WRITTEN TASKS:
(A) In the parenting essay, what game has been Miles's favorite for six months?
(B) Continue the parenting essay from the point where it stops.

DOCUMENT PASSAGE:
╔══
Spring is a cruel time. Glimmers of light and warmth, then snow. Signs of life and organic desires for new plans, yet the persistence of a wintry somnolence.
I’m ready for a stay-at-home rant.
These days I awake with dread. Unless I manage to slip out of bed before he does, the first sound I hear is whining or crying. I think to myself, “Is it just you? Or are all kids like this? Why does it have be such misery?” As always with parenting, I never seem to be able to accept things the way they are and go with the flow.
I want to crawl back into bed to avoid the onslaught of demands and screams. Some days I can stave it off because my partner and I switch days of being “on.”
On the mornings I’m more “on,” I must brace myself before placing my feet on the floor. Miles whines or moans off and on for about five minutes, sometimes longer. Almost immediately, he says, “Let’s play!” or “I’m hungry.”
“Let’s play” means sitting next to him and doing whatever he commands. For six months, his favorite is “car crash”–making cars crash over and over again, ever since he witnessed a fender bender that apparently radically changed his world. He occasionally accepts the offering of a new crash scenario (oh no!, watch out for that deer!) but usually insists on reverting to the old ones (running a stop sign).
He also dictates strange medleys of making cars crash, making trains crash, playing with marbles, picking clams (difficult to explain), pretending he’s one of his classmates from preschool, or pretending that we must hide because Pippi Longstocking is coming to find us. Except for cars, none of the above activities lasts longer than a few seconds before morphing into the next thing. Almost always any intervention from me to shape the direction of play or try something new is met with howling protests, “No Papa No!” I must be a rag-doll plaything to be manipulated whichever way he pleases.
╚══
RECORDS PROVIDED:
╔══
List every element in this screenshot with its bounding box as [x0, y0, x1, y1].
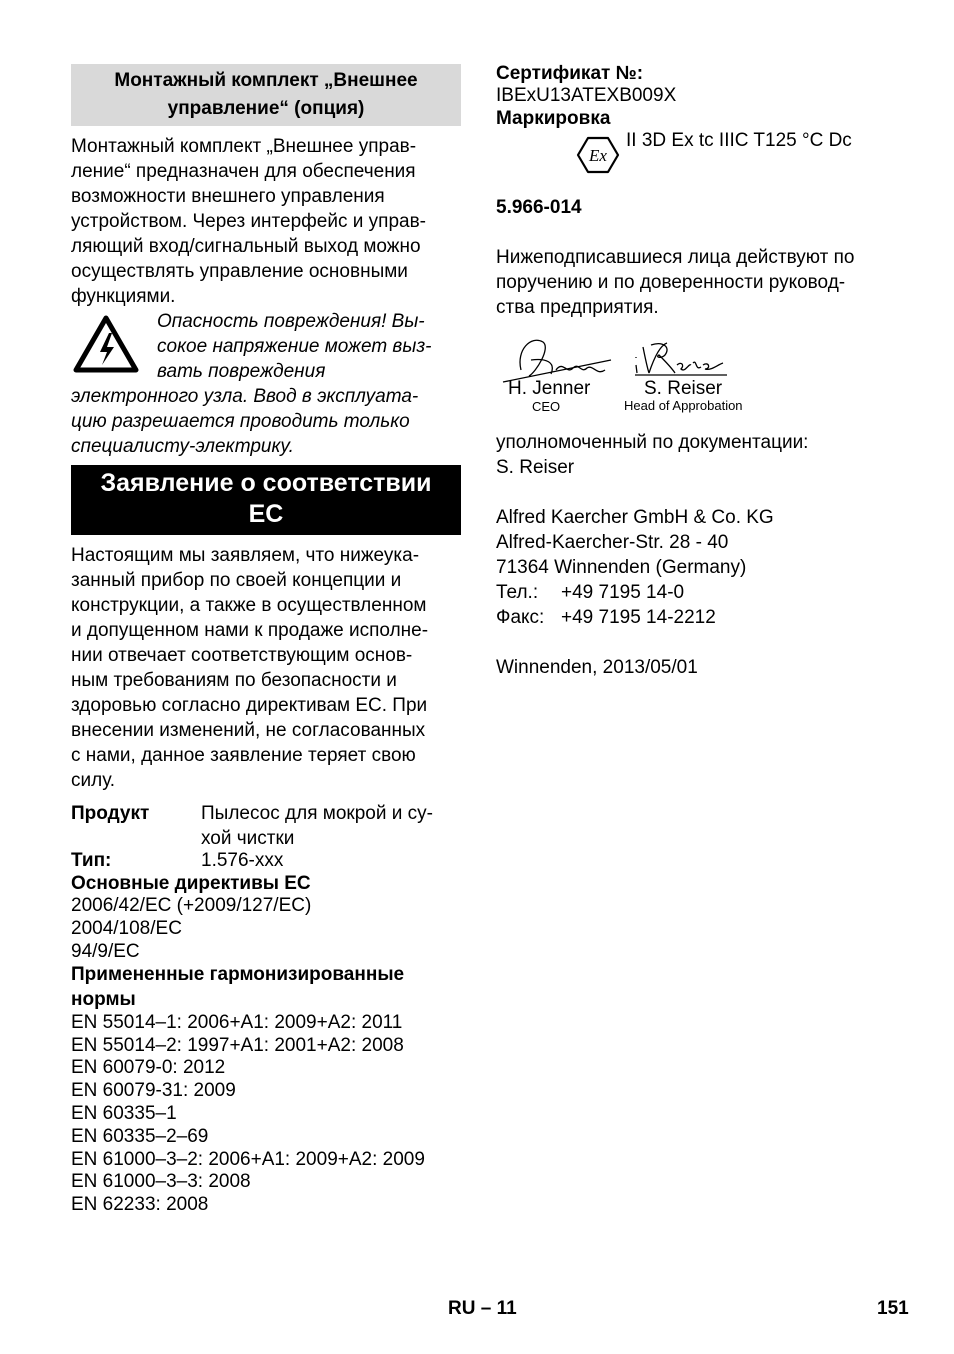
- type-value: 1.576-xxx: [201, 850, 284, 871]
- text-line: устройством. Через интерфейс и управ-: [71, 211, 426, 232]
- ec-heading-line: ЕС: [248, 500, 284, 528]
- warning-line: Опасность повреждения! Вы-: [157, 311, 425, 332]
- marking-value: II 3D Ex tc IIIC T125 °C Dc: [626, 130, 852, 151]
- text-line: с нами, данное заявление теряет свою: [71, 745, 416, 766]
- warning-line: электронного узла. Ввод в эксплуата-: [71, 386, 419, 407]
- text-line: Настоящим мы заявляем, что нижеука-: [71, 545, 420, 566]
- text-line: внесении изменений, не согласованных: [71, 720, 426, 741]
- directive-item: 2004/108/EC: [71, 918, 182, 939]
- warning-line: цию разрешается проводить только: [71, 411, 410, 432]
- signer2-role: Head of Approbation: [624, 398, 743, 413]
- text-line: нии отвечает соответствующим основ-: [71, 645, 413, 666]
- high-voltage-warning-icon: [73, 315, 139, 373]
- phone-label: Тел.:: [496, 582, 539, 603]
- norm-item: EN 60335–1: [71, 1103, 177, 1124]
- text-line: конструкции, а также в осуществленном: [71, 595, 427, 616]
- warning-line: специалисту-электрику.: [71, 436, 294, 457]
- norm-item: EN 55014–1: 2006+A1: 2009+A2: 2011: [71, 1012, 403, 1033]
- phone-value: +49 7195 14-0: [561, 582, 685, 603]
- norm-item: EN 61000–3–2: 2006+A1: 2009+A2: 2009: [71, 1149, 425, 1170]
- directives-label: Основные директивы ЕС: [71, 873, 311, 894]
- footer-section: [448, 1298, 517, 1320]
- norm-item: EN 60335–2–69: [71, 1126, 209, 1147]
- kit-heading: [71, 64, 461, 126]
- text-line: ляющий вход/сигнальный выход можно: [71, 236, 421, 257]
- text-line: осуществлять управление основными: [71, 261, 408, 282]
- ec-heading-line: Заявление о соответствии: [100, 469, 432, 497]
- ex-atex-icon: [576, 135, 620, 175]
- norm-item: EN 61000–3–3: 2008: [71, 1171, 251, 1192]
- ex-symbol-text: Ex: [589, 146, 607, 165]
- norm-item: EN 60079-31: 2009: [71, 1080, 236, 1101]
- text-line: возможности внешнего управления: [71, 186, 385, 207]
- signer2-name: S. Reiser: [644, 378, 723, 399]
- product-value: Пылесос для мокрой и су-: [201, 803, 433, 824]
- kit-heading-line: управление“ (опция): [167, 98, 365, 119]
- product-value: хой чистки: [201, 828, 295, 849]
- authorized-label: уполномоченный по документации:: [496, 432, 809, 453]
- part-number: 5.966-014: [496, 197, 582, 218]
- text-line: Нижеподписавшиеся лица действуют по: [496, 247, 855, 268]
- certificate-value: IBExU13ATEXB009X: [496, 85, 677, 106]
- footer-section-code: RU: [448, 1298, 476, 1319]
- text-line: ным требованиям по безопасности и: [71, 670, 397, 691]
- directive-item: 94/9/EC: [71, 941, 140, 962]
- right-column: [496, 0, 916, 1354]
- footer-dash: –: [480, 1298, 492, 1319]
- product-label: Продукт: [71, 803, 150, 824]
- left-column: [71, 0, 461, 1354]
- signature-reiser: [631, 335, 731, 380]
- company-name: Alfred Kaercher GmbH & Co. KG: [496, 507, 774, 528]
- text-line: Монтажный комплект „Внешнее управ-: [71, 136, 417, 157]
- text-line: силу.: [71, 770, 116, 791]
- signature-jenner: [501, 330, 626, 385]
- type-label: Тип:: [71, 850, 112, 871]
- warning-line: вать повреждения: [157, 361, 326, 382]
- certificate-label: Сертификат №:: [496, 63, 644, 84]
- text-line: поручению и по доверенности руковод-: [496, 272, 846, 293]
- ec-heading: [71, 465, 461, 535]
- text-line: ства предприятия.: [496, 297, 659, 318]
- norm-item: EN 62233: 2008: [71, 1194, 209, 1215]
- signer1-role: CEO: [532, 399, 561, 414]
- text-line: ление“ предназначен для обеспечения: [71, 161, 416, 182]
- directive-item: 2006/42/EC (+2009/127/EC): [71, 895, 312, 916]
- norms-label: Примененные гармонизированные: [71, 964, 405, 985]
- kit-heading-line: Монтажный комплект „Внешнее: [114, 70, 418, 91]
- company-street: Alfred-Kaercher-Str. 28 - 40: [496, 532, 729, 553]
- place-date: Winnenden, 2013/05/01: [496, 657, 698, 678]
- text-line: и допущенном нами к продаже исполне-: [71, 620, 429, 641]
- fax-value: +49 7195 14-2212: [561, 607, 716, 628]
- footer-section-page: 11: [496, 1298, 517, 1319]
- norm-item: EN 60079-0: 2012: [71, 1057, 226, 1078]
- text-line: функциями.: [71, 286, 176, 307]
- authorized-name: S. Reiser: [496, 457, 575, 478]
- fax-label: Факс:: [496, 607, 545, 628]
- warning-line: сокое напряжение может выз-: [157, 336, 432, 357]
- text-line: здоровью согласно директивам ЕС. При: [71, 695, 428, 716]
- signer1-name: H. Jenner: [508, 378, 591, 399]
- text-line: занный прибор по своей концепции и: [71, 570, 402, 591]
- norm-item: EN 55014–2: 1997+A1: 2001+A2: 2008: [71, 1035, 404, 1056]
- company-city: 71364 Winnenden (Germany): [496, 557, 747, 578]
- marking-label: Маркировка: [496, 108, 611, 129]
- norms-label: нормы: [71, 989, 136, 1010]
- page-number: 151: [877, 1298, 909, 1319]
╚══
╔══
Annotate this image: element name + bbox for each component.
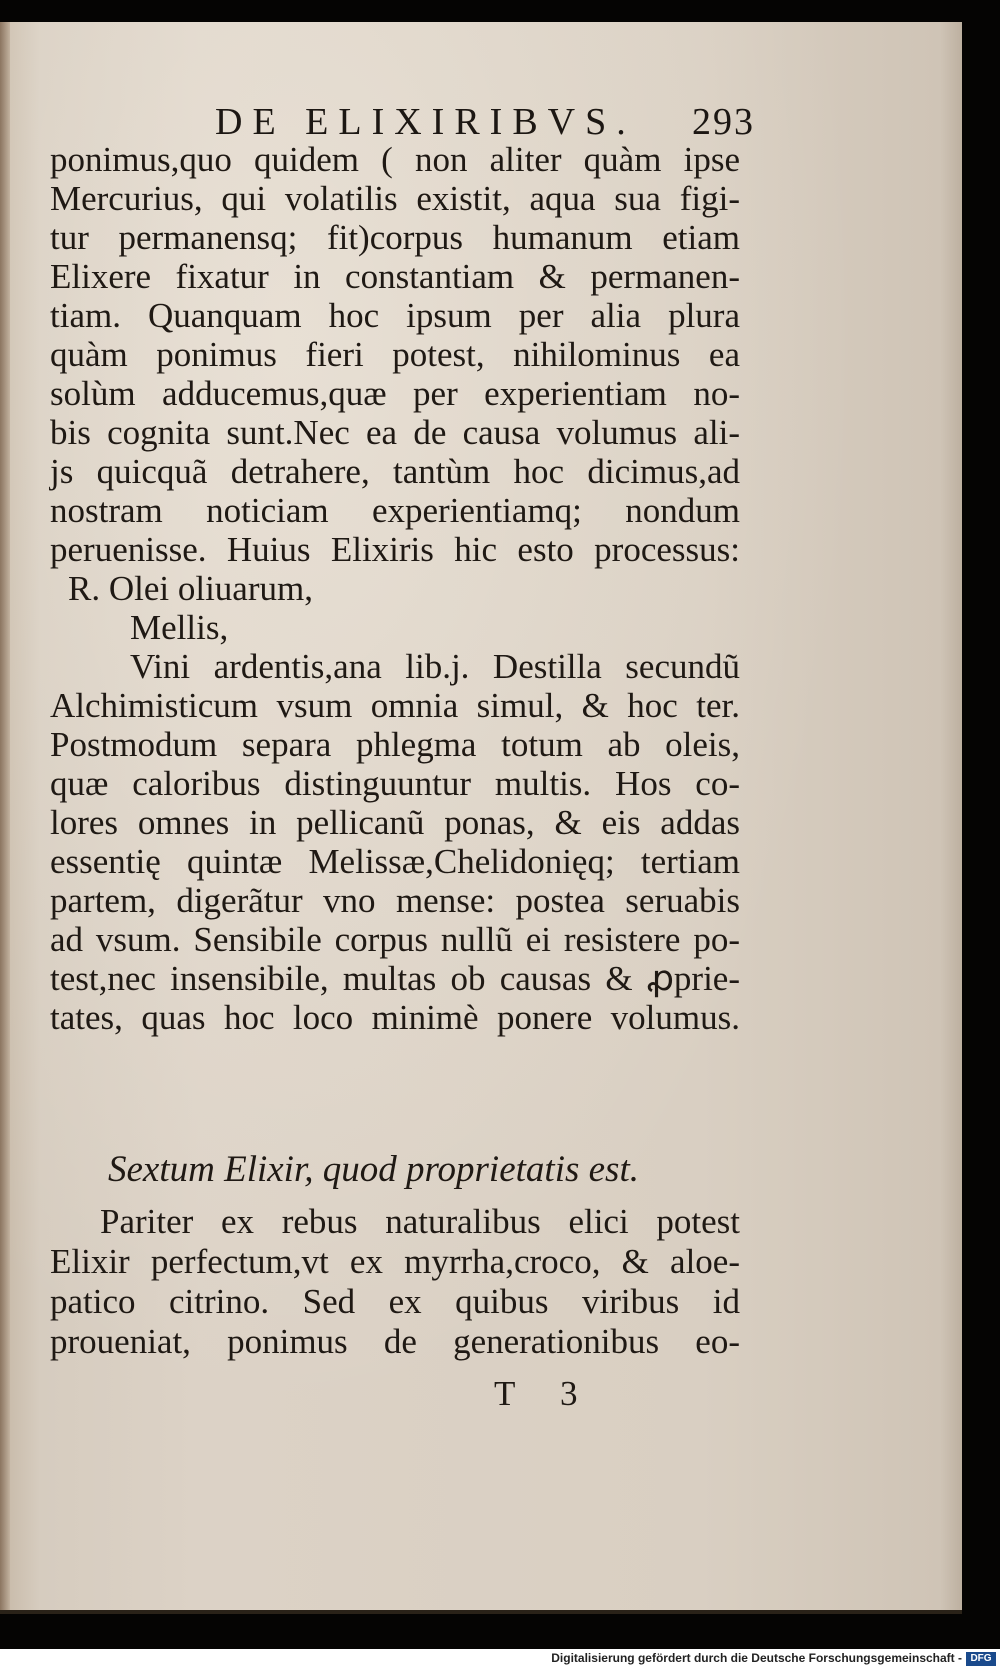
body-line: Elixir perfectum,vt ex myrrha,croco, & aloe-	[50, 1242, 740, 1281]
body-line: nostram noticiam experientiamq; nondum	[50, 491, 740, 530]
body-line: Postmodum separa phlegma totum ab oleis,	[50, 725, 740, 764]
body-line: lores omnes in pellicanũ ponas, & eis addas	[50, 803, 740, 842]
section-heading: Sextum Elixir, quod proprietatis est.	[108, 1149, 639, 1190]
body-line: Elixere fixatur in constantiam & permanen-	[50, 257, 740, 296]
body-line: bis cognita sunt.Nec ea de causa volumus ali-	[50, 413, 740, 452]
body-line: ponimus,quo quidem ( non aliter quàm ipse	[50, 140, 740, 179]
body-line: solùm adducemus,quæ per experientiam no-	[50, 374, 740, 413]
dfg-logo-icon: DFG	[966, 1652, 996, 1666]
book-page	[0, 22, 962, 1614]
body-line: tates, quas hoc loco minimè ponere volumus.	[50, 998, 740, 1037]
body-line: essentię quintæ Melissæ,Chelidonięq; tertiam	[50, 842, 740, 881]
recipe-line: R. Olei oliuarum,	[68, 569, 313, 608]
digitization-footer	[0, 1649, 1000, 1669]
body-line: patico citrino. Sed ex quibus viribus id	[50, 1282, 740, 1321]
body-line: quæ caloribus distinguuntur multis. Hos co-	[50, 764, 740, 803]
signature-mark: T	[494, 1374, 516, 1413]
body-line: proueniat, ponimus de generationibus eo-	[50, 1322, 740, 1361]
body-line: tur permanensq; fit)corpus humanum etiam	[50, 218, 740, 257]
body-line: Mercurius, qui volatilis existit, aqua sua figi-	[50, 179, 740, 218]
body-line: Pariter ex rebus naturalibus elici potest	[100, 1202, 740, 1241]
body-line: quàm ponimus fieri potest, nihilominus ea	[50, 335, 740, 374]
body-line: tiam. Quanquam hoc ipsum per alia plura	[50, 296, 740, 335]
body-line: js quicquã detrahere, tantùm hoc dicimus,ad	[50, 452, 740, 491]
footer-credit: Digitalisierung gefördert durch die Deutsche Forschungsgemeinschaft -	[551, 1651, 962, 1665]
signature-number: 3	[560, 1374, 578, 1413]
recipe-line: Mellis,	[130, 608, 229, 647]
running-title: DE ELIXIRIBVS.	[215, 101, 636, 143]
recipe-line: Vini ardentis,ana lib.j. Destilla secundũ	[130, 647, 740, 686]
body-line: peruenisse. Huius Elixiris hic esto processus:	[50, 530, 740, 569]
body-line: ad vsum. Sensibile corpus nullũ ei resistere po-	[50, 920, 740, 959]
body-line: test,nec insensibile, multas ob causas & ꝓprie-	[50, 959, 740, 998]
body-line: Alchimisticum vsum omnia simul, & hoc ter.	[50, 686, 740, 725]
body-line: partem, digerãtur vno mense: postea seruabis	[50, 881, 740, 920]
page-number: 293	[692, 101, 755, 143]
╚══
╔══
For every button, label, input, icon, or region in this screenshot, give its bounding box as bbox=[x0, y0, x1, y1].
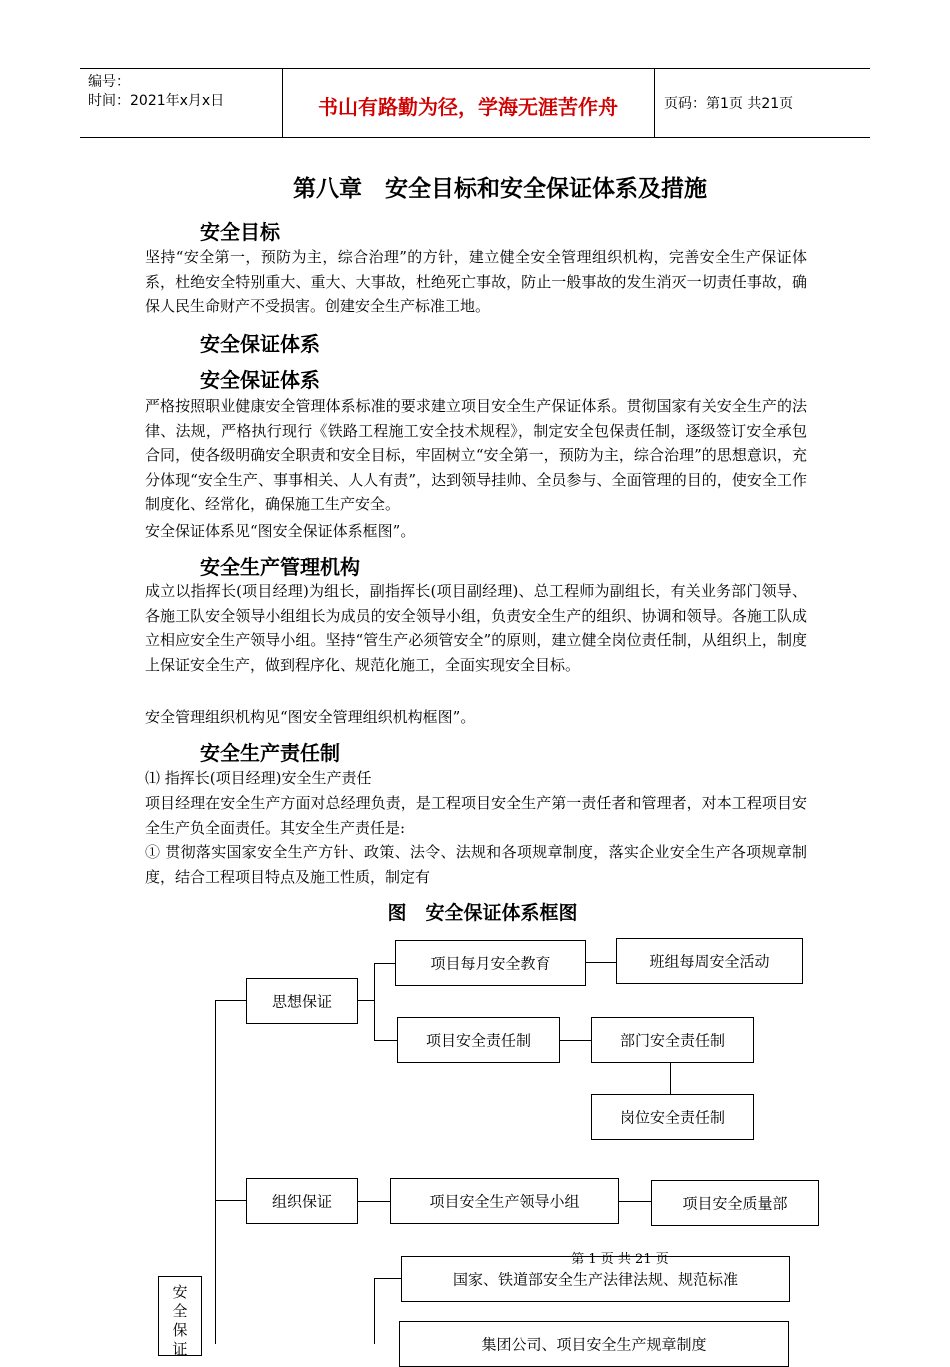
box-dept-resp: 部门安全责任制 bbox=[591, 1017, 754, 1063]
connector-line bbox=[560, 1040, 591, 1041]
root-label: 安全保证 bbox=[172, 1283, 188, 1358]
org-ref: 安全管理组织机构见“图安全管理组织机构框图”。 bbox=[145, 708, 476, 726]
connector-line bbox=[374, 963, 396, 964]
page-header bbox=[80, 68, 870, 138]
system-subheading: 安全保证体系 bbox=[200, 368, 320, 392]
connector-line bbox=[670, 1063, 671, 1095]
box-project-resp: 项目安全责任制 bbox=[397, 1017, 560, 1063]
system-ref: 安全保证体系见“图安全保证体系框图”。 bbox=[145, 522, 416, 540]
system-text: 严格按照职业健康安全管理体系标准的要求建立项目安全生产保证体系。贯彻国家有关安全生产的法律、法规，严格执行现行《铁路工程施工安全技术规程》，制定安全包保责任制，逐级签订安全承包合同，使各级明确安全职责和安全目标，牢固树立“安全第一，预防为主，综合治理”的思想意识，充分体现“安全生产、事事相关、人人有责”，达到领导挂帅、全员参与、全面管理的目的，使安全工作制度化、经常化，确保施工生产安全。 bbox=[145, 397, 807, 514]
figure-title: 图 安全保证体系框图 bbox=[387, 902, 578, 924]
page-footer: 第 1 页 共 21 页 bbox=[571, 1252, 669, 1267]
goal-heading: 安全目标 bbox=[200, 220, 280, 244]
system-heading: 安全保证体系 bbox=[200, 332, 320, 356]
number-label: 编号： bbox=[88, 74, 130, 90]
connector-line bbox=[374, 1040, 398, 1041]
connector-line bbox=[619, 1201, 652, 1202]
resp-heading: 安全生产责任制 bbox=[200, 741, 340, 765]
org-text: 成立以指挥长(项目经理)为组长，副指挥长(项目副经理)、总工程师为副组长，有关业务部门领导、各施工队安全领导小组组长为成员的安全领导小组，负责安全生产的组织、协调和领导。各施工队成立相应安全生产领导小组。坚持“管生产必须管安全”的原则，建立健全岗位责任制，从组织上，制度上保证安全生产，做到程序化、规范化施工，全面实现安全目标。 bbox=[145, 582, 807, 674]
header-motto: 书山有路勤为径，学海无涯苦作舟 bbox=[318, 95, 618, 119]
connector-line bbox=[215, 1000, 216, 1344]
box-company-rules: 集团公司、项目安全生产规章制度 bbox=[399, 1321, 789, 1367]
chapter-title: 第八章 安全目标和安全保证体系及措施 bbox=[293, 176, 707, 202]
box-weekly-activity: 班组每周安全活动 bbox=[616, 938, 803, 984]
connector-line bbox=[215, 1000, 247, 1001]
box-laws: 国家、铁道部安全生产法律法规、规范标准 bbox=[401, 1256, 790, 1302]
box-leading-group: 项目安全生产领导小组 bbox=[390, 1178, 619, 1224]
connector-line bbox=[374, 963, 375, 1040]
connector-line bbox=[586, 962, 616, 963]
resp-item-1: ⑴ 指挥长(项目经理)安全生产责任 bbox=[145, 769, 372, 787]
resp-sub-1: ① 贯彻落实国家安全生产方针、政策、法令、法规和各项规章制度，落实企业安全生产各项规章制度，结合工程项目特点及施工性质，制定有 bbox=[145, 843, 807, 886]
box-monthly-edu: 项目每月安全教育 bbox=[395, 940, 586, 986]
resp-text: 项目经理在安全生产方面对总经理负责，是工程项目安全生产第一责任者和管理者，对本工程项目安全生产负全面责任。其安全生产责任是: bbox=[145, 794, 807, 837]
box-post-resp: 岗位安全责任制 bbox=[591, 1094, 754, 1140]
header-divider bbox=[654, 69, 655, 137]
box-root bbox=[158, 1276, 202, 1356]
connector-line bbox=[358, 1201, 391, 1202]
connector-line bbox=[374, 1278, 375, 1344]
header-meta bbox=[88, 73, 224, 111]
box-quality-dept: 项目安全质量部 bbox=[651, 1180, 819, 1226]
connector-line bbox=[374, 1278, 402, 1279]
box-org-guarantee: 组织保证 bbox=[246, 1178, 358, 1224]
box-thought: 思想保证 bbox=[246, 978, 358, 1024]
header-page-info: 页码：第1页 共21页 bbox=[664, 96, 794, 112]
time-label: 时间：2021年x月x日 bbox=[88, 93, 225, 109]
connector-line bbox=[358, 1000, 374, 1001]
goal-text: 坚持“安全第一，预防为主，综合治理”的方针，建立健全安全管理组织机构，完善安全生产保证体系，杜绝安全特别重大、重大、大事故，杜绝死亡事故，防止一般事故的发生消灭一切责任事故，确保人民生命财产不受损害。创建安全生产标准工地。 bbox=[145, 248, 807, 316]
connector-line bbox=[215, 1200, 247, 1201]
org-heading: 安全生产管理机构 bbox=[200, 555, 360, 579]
╚══
ANSWERS GIVEN:
(A) "Car crash," which means making cars crash over and over again.

(B)
In the morning “I’m hungry” doesn’t necessary mean that he’s hungry. I’m still trying to crack the code on this one. It could be that he simply wants to be in charge of the toaster or that he wants to kick off the morning progression of getting-ready activities. Typically, once we’re settled at the table with food, he eats three bites and announces he’s done. When I offer multiple choices, he often doesn’t want any of it. (This is when I curse the conventional parenting-advice wisdom that offering choices is a good idea. Hasn’t it created a bunch of mini-monsters who get just as paralyzed by consumer choice as us adults?) So when met by refusals all around, I take a different tack: here’s what’s for breakfast, kid. Love it or leave it.
Leaving it means he will ask for a snack on the way to school. We started giving him one occasionally—hello, not-so-healthy-seeming breakfast bar!—because was coming home from school like a starving lunatic. We keep setting our own traps. Here’s a new solution, my partner says, hand him a banana (which he sometimes likes) or another piece of fruit on the way home from school. I stopped trying that after he hurled fruit onto the wet, grainy-muddy floor mat below his car seat for the third time.
So on days like this, days when I can’t be the rag doll, I take one of two paths.
Withdrawal is the first. It involves redundantly visiting political news on the Internet. This does absolutely nothing to improve my life; in fact, it makes everything worse because the coverage is purely entertainment, the games are all cynical, the leaders revolting, and the actual news grim. Yet I keep going back. I really should open a novel instead.
A more positive and productive approach to withdrawing from Miles involves fleeing into domestic activities—another load of laundry, vacuuming, cooking, or occasionally tackling something more ambitious like planting seeds. Typically, but not always, Miles settles into his own world when he sees me being busy. Sometimes I can incorporate him into the work, which is when parenting suddenly seems beautiful again (like I’m with my little buddy, not an unpredictable tyrant).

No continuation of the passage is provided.